[Lines of data]
↓

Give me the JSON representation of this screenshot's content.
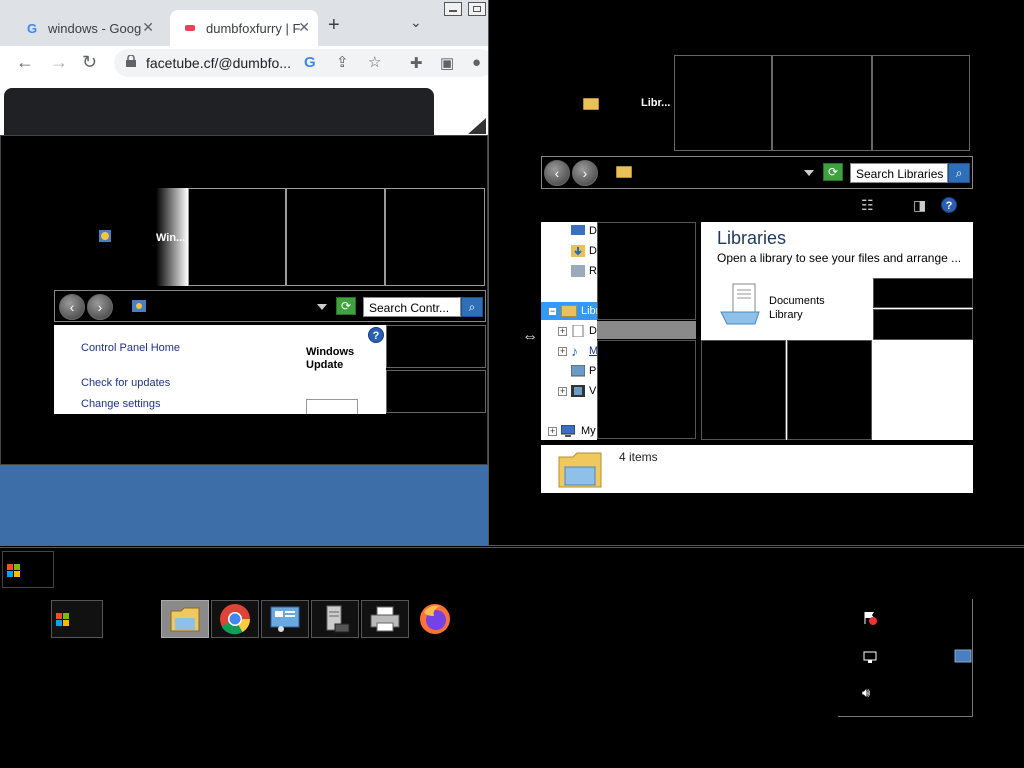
{
  "chrome": {
    "tabs": [
      {
        "label": "windows - Goog",
        "favicon": "google-favicon",
        "active": false
      },
      {
        "label": "dumbfoxfurry | F",
        "favicon": "site-favicon",
        "active": true
      }
    ],
    "new_tab": "+",
    "tab_menu": "⌄",
    "url": "facetube.cf/@dumbfo..."
  },
  "control_panel": {
    "title": "Win...",
    "search_placeholder": "Search Contr...",
    "links": [
      "Control Panel Home",
      "Check for updates",
      "Change settings"
    ],
    "heading_line1": "Windows",
    "heading_line2": "Update",
    "help": "?"
  },
  "explorer": {
    "title": "Libr...",
    "search_placeholder": "Search Libraries",
    "help": "?",
    "tree": [
      {
        "label": "D",
        "icon": "desktop-icon"
      },
      {
        "label": "D",
        "icon": "downloads-icon"
      },
      {
        "label": "R",
        "icon": "recent-icon"
      },
      {
        "label": "Libr",
        "icon": "libraries-icon",
        "selected": true
      },
      {
        "label": "D",
        "icon": "documents-icon"
      },
      {
        "label": "Music",
        "icon": "music-icon",
        "hover": true
      },
      {
        "label": "P",
        "icon": "pictures-icon"
      },
      {
        "label": "V",
        "icon": "videos-icon"
      },
      {
        "label": "My",
        "icon": "computer-icon"
      }
    ],
    "main_title": "Libraries",
    "main_subtitle": "Open a library to see your files and arrange ...",
    "library_item_line1": "Documents",
    "library_item_line2": "Library",
    "item_count": "4 items"
  },
  "colors": {
    "accent_blue": "#3e6ea8",
    "selection": "#3399ff",
    "link": "#1e3287"
  },
  "taskbar": {
    "buttons": [
      "start-button",
      "explorer-button",
      "chrome-button",
      "control-panel-button",
      "server-manager-button",
      "printer-button",
      "firefox-button"
    ]
  }
}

↑

Write out the records above exactly as they appear, leaving out any pictures.

**Task solution**.
Give me the JSON representation of this screenshot's content.
{
  "chrome": {
    "tabs": [
      {
        "label": "windows - Goog",
        "favicon": "google-favicon",
        "active": false
      },
      {
        "label": "dumbfoxfurry | F",
        "favicon": "site-favicon",
        "active": true
      }
    ],
    "new_tab": "+",
    "tab_menu": "⌄",
    "url": "facetube.cf/@dumbfo..."
  },
  "control_panel": {
    "title": "Win...",
    "search_placeholder": "Search Contr...",
    "links": [
      "Control Panel Home",
      "Check for updates",
      "Change settings"
    ],
    "heading_line1": "Windows",
    "heading_line2": "Update",
    "help": "?"
  },
  "explorer": {
    "title": "Libr...",
    "search_placeholder": "Search Libraries",
    "help": "?",
    "tree": [
      {
        "label": "D",
        "icon": "desktop-icon"
      },
      {
        "label": "D",
        "icon": "downloads-icon"
      },
      {
        "label": "R",
        "icon": "recent-icon"
      },
      {
        "label": "Libr",
        "icon": "libraries-icon",
        "selected": true
      },
      {
        "label": "D",
        "icon": "documents-icon"
      },
      {
        "label": "Music",
        "icon": "music-icon",
        "hover": true
      },
      {
        "label": "P",
        "icon": "pictures-icon"
      },
      {
        "label": "V",
        "icon": "videos-icon"
      },
      {
        "label": "My",
        "icon": "computer-icon"
      }
    ],
    "main_title": "Libraries",
    "main_subtitle": "Open a library to see your files and arrange ...",
    "library_item_line1": "Documents",
    "library_item_line2": "Library",
    "item_count": "4 items"
  },
  "colors": {
    "accent_blue": "#3e6ea8",
    "selection": "#3399ff",
    "link": "#1e3287"
  },
  "taskbar": {
    "buttons": [
      "start-button",
      "explorer-button",
      "chrome-button",
      "control-panel-button",
      "server-manager-button",
      "printer-button",
      "firefox-button"
    ]
  }
}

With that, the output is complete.